What you will do. In the listing below, count the lines with "that" and report only the figure.

Exercise input.
* Start *
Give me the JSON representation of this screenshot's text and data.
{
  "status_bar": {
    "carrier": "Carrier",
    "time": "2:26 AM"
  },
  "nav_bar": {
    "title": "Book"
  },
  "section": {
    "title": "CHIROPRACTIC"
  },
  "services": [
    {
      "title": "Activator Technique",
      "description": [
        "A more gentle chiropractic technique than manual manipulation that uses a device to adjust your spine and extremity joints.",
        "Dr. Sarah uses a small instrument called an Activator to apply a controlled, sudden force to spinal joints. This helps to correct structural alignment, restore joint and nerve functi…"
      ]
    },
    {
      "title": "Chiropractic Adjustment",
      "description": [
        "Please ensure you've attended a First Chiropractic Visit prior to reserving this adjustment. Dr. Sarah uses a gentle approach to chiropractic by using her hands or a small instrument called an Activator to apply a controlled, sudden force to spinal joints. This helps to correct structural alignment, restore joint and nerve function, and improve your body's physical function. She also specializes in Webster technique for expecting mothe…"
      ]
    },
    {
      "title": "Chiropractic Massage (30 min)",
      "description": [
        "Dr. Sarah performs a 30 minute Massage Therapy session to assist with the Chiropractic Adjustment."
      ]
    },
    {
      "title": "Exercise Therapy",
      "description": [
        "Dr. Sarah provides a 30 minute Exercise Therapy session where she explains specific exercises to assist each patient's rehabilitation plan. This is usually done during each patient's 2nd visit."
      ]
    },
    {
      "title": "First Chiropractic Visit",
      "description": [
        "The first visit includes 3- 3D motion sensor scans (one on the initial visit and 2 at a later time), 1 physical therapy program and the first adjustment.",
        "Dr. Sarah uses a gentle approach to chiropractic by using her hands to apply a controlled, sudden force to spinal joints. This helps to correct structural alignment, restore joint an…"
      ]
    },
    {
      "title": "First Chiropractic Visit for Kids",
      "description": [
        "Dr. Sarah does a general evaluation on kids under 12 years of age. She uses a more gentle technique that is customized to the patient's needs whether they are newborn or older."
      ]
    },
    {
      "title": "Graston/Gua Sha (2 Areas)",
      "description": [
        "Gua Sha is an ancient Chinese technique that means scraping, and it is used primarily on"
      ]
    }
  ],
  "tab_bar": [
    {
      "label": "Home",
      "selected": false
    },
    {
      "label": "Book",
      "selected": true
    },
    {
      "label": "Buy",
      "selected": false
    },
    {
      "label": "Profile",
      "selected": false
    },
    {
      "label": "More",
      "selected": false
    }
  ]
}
* End *
Written answer. 3